**TASK OBJECTIVE**: Find the word "gott" in the material below and gather every line that contains it.

**RECORDS SHOWN**:
'''
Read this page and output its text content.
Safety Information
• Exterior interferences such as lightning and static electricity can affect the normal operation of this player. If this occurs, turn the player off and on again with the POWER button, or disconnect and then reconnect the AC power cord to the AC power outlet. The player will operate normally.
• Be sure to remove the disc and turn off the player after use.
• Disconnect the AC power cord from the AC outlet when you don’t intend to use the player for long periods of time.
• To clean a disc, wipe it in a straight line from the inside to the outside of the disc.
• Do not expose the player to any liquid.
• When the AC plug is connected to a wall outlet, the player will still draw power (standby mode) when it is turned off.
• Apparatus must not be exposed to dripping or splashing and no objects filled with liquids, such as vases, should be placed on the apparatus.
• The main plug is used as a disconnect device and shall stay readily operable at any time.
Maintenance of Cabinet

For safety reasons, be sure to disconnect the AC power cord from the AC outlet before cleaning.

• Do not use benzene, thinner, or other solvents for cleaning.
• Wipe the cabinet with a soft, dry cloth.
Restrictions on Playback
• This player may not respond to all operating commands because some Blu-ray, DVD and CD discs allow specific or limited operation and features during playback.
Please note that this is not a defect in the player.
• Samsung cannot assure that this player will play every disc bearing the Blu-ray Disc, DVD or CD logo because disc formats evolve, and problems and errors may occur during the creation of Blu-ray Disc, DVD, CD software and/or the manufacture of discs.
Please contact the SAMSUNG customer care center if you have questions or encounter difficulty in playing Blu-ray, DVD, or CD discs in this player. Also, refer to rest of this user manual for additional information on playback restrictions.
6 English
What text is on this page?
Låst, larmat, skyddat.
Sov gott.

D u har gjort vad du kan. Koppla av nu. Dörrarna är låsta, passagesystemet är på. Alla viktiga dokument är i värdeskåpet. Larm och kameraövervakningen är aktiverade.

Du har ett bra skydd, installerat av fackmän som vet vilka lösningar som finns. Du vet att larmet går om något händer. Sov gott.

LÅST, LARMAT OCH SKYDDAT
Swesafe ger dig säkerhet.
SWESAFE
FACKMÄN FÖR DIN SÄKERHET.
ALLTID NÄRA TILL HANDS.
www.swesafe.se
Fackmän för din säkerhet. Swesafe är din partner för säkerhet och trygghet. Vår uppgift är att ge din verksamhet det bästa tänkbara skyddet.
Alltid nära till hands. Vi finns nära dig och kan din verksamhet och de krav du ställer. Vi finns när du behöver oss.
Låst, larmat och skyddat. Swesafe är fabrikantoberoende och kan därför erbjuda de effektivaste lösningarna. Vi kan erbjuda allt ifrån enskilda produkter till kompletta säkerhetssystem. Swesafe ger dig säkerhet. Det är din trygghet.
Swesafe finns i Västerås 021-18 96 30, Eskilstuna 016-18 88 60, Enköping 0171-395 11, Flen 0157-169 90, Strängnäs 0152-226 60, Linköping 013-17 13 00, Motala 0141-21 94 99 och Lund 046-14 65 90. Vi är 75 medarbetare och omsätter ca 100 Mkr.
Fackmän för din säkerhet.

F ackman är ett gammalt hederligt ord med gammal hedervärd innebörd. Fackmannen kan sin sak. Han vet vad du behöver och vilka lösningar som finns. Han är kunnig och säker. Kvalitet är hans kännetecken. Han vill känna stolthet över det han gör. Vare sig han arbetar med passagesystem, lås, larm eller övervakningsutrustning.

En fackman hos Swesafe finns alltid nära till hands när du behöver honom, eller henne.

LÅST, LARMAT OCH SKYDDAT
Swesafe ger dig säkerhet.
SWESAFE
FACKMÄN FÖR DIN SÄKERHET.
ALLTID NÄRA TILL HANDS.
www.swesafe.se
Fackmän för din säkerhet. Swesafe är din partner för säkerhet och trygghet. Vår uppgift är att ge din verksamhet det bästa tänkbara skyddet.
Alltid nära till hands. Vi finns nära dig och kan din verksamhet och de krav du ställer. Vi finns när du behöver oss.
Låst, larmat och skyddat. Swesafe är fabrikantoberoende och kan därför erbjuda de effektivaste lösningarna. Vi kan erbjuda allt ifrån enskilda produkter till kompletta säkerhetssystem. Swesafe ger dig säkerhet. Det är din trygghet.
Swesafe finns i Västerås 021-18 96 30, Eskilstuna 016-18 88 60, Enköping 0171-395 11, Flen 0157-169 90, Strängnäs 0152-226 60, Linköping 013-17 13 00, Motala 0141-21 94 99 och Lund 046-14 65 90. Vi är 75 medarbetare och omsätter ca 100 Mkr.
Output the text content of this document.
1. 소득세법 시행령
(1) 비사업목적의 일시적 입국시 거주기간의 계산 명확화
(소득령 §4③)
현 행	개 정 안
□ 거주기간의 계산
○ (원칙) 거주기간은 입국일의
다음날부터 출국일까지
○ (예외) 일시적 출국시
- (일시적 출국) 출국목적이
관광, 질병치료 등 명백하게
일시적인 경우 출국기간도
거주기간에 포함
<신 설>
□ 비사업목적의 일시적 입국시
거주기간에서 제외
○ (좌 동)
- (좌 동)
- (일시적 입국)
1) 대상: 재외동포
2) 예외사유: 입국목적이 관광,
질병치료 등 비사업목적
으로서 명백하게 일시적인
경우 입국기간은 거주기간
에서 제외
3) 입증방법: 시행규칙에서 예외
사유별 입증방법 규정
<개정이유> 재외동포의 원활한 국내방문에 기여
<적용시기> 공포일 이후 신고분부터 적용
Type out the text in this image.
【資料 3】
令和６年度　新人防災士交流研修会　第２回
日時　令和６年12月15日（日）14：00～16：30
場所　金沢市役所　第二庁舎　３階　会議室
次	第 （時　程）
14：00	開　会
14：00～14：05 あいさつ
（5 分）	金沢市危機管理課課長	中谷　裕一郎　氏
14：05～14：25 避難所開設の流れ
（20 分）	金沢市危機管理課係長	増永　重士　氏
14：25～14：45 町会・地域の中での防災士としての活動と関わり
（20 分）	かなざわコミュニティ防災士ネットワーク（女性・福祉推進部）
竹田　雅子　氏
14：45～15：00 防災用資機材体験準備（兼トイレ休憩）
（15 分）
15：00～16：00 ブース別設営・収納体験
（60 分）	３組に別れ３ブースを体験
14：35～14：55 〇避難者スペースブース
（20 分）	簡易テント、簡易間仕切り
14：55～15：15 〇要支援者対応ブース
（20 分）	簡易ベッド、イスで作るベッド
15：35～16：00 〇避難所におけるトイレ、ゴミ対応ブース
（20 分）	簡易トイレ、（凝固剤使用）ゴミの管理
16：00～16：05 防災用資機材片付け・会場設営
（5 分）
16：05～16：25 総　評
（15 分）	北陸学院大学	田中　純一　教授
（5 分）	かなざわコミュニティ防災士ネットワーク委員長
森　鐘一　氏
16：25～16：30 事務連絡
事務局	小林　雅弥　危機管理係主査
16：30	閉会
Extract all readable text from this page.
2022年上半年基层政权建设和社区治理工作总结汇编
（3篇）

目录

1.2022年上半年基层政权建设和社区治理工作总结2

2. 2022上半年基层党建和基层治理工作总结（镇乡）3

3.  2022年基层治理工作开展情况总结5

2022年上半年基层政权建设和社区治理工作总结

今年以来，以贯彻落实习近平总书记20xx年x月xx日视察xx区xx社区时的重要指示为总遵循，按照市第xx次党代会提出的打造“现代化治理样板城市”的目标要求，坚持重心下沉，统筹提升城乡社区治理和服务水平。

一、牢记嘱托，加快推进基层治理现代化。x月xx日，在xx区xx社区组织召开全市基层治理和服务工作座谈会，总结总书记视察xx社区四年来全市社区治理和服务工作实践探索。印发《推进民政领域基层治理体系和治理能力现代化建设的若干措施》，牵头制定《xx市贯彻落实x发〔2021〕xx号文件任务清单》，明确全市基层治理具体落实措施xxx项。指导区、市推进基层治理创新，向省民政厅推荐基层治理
'''
**WRITTEN RESPONSE**:
Sov gott.
Du har ett bra skydd, installerat av fackmän som vet vilka lösningar som finns. Du vet att larmet går om något händer. Sov gott.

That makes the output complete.